> _Description of the task_
Search the material below for the string "this" and extract each line that has it.
--
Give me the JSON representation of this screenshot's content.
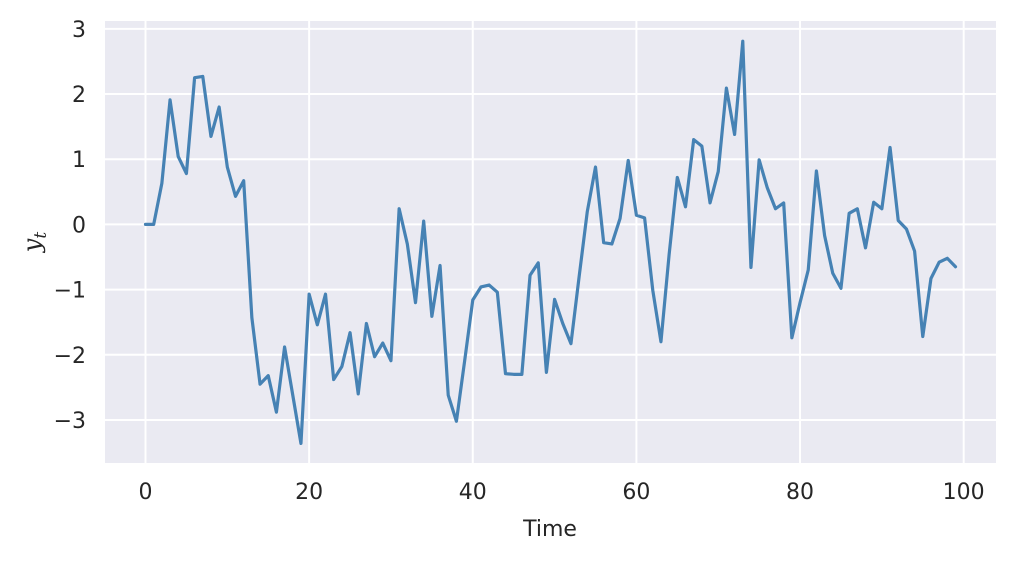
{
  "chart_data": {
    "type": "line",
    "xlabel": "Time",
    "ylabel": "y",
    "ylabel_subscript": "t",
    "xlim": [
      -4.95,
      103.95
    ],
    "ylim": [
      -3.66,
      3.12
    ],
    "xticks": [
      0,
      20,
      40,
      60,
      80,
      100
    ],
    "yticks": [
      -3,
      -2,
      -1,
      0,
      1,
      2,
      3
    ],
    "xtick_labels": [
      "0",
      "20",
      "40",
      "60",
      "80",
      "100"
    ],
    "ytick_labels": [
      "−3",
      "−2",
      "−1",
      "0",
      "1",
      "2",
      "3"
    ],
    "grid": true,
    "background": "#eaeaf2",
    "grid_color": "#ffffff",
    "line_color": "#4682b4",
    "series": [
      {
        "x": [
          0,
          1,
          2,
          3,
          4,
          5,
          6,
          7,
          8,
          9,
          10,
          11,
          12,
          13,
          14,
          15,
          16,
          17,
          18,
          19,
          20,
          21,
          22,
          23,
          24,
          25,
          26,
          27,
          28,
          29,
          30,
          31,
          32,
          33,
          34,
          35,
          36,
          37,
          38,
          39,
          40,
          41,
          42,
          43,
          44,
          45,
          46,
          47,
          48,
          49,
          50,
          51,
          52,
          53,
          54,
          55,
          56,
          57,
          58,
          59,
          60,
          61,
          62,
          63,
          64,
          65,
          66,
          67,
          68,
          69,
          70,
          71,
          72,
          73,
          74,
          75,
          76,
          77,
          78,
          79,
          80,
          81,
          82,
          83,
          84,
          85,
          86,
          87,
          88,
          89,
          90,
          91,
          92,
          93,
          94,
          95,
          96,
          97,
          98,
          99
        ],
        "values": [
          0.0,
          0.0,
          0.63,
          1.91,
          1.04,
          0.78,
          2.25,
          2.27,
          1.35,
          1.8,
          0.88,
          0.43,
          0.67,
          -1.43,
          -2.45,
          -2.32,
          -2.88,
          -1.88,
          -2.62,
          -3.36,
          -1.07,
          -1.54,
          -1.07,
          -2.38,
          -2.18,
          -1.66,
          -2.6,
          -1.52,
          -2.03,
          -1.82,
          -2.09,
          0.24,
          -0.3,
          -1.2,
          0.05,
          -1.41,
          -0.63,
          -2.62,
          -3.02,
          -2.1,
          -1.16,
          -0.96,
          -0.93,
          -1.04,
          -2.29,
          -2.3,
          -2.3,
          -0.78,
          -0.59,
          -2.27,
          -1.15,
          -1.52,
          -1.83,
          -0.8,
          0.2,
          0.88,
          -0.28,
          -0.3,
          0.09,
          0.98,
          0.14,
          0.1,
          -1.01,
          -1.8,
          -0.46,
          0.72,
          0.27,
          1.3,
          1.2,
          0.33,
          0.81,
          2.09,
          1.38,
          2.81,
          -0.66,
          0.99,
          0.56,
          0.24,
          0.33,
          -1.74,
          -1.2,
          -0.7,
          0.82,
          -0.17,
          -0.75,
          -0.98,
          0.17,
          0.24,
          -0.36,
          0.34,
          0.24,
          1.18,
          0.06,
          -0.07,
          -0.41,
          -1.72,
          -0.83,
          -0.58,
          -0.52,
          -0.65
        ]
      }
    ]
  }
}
--
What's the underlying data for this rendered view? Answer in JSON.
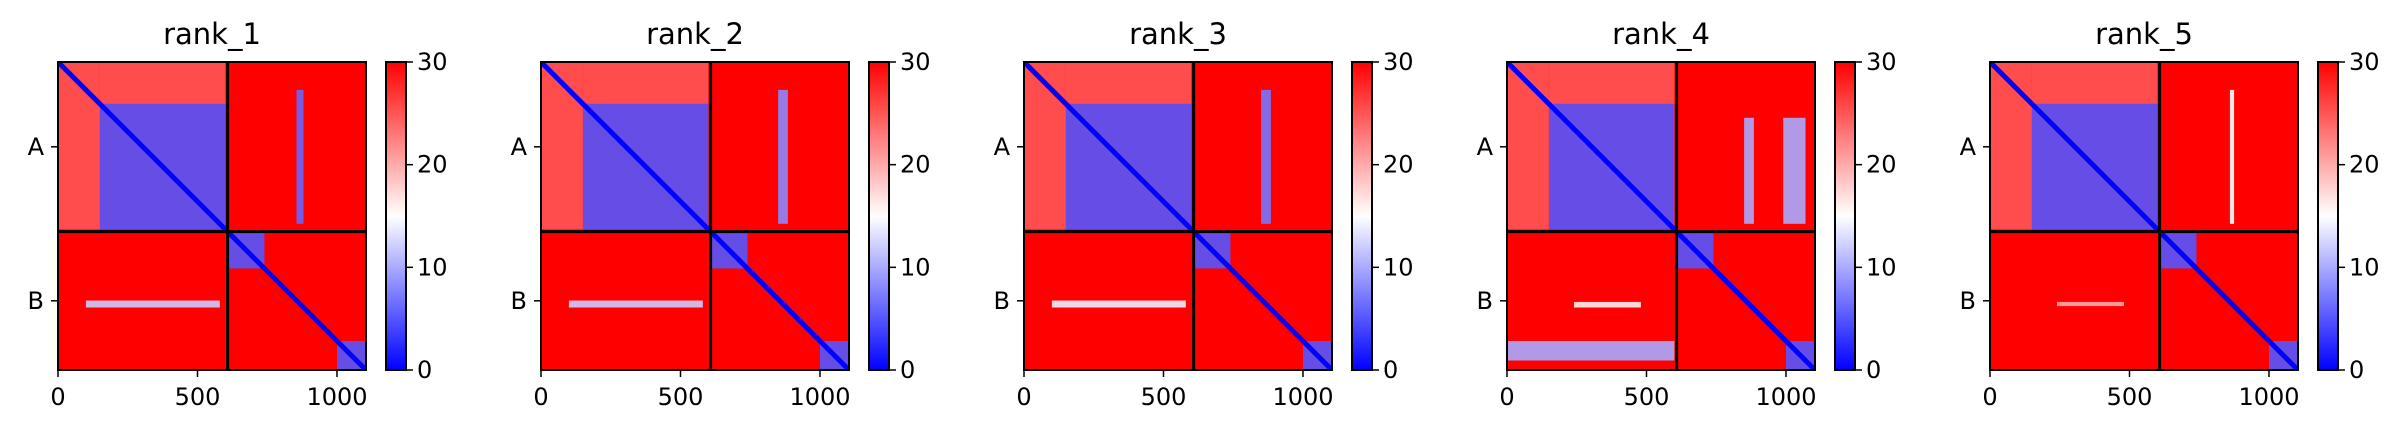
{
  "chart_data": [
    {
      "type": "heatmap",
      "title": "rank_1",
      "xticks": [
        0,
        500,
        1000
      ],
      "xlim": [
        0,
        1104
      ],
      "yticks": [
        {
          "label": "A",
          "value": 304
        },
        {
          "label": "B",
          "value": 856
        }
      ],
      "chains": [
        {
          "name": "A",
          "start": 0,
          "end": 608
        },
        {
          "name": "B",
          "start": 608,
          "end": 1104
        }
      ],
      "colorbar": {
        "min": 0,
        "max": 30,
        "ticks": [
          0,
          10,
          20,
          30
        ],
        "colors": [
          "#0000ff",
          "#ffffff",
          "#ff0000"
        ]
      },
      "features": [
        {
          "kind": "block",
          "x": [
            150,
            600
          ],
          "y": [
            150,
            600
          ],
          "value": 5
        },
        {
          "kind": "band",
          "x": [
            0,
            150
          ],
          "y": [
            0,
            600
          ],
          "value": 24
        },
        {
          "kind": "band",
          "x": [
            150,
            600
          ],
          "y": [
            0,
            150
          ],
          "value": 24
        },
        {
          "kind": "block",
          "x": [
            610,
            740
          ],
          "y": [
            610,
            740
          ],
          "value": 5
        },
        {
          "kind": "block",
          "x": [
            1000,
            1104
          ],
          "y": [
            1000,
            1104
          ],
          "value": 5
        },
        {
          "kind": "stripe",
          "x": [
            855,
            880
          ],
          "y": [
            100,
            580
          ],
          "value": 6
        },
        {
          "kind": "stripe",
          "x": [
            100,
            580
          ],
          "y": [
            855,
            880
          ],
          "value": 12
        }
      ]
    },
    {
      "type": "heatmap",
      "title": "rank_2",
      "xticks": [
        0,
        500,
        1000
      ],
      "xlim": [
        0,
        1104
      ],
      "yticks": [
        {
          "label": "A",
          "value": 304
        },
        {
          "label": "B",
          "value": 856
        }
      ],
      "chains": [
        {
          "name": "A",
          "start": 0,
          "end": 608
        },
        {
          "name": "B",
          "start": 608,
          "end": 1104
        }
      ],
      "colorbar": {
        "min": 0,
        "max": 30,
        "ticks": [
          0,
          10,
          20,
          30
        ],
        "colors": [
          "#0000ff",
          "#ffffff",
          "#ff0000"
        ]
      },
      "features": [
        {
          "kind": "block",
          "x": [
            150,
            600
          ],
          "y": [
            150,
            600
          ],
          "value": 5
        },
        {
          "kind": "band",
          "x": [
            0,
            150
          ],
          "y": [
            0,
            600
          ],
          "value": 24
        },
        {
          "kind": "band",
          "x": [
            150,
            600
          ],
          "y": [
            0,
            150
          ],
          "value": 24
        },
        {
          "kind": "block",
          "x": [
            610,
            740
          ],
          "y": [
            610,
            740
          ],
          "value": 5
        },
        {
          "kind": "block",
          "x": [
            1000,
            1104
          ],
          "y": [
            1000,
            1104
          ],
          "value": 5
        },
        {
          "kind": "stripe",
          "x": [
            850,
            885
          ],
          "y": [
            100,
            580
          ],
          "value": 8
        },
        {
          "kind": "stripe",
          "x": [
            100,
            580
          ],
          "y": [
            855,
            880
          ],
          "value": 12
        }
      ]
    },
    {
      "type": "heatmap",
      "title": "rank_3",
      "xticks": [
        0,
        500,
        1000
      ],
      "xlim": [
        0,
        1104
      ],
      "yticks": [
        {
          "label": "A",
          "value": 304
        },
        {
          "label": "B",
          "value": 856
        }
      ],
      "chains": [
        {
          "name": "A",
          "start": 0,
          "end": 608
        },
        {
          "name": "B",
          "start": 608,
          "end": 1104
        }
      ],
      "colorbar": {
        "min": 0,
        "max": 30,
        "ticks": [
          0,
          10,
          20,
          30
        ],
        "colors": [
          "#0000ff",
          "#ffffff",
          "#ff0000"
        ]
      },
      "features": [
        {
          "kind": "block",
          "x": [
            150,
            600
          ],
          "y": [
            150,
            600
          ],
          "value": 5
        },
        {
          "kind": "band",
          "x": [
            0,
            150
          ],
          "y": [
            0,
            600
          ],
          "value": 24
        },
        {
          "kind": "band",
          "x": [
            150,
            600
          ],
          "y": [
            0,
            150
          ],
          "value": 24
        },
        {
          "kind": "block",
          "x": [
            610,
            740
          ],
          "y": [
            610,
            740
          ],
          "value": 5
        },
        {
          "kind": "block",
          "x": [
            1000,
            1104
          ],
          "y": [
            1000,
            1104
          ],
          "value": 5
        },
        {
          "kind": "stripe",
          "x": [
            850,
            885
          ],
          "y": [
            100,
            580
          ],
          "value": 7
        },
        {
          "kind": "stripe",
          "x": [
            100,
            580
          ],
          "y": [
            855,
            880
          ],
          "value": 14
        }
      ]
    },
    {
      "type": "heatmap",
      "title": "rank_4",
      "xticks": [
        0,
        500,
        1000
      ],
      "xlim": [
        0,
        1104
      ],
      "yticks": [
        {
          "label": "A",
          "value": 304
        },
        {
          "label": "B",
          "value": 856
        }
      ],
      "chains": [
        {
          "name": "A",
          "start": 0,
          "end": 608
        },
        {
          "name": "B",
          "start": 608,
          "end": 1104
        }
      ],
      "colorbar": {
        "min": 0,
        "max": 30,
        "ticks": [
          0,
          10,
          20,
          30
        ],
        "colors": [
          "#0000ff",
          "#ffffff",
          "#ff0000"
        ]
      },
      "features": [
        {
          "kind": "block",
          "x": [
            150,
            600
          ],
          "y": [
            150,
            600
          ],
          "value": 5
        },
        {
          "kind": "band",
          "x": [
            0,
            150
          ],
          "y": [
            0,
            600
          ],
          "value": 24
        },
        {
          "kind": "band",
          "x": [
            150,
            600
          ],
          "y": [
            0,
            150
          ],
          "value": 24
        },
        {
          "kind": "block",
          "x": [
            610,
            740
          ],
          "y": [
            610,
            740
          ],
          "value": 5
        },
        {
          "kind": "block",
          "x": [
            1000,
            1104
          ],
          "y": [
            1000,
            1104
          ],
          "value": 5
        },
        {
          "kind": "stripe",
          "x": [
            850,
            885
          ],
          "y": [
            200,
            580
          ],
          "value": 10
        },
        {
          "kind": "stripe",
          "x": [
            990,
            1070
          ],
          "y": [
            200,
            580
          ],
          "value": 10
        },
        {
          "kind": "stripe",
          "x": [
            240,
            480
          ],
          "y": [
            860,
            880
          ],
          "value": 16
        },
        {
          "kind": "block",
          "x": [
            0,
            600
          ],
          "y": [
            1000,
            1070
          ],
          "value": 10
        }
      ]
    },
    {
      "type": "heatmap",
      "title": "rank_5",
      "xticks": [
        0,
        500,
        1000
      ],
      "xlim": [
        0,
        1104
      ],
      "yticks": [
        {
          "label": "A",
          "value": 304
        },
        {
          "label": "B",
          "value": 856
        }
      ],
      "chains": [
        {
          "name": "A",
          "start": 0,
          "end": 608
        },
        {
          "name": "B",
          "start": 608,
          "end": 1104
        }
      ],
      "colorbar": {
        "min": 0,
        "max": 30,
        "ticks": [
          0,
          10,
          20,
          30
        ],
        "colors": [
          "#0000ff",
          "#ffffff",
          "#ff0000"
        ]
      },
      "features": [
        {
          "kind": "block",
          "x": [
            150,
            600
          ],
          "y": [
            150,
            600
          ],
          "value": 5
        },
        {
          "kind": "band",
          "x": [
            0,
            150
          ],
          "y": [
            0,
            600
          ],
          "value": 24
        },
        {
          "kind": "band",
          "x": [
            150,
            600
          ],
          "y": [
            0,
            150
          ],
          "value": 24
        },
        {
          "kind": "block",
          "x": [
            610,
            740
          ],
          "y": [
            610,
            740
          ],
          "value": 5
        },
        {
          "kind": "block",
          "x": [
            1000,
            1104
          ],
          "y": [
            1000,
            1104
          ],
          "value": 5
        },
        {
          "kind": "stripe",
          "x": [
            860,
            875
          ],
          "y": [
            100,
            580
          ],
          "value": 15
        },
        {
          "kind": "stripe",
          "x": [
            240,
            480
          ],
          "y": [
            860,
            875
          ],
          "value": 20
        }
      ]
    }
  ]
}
--
> _Response to the task_
Give me the JSON representation of this screenshot's content.
What's the underlying data for this rendered view? Answer in JSON.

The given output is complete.